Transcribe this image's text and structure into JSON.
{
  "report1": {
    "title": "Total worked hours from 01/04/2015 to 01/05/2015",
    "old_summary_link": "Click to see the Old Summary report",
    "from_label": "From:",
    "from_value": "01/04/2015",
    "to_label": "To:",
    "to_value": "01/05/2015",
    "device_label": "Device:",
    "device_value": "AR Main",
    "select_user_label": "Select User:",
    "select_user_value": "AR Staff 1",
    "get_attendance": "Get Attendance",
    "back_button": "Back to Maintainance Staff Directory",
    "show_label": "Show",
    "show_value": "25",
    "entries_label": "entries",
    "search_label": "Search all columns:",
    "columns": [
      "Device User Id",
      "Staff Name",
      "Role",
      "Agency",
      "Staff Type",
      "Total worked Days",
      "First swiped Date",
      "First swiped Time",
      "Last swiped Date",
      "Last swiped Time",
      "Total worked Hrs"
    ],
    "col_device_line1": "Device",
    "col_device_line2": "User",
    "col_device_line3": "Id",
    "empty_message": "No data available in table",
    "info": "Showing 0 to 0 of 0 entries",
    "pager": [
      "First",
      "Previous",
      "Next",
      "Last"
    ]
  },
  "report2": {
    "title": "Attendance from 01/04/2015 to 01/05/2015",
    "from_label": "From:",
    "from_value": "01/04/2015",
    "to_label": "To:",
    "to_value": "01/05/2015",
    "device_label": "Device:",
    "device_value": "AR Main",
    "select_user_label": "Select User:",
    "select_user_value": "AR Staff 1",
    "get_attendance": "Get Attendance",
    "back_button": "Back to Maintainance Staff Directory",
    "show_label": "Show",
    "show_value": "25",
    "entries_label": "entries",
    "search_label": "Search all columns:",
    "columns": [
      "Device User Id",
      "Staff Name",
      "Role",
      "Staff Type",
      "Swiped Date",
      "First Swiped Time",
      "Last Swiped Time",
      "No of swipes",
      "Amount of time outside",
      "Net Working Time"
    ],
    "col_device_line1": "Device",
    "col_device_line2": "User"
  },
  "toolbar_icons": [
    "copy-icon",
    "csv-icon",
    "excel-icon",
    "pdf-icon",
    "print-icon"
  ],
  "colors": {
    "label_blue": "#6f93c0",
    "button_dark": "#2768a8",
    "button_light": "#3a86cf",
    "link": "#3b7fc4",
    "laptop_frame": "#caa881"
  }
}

* [SHORT EXERCISE] All of the lines above must be returned exactly.

* [THE RESULT]
Transcribe this image's text and structure into JSON.
{
  "report1": {
    "title": "Total worked hours from 01/04/2015 to 01/05/2015",
    "old_summary_link": "Click to see the Old Summary report",
    "from_label": "From:",
    "from_value": "01/04/2015",
    "to_label": "To:",
    "to_value": "01/05/2015",
    "device_label": "Device:",
    "device_value": "AR Main",
    "select_user_label": "Select User:",
    "select_user_value": "AR Staff 1",
    "get_attendance": "Get Attendance",
    "back_button": "Back to Maintainance Staff Directory",
    "show_label": "Show",
    "show_value": "25",
    "entries_label": "entries",
    "search_label": "Search all columns:",
    "columns": [
      "Device User Id",
      "Staff Name",
      "Role",
      "Agency",
      "Staff Type",
      "Total worked Days",
      "First swiped Date",
      "First swiped Time",
      "Last swiped Date",
      "Last swiped Time",
      "Total worked Hrs"
    ],
    "col_device_line1": "Device",
    "col_device_line2": "User",
    "col_device_line3": "Id",
    "empty_message": "No data available in table",
    "info": "Showing 0 to 0 of 0 entries",
    "pager": [
      "First",
      "Previous",
      "Next",
      "Last"
    ]
  },
  "report2": {
    "title": "Attendance from 01/04/2015 to 01/05/2015",
    "from_label": "From:",
    "from_value": "01/04/2015",
    "to_label": "To:",
    "to_value": "01/05/2015",
    "device_label": "Device:",
    "device_value": "AR Main",
    "select_user_label": "Select User:",
    "select_user_value": "AR Staff 1",
    "get_attendance": "Get Attendance",
    "back_button": "Back to Maintainance Staff Directory",
    "show_label": "Show",
    "show_value": "25",
    "entries_label": "entries",
    "search_label": "Search all columns:",
    "columns": [
      "Device User Id",
      "Staff Name",
      "Role",
      "Staff Type",
      "Swiped Date",
      "First Swiped Time",
      "Last Swiped Time",
      "No of swipes",
      "Amount of time outside",
      "Net Working Time"
    ],
    "col_device_line1": "Device",
    "col_device_line2": "User"
  },
  "toolbar_icons": [
    "copy-icon",
    "csv-icon",
    "excel-icon",
    "pdf-icon",
    "print-icon"
  ],
  "colors": {
    "label_blue": "#6f93c0",
    "button_dark": "#2768a8",
    "button_light": "#3a86cf",
    "link": "#3b7fc4",
    "laptop_frame": "#caa881"
  }
}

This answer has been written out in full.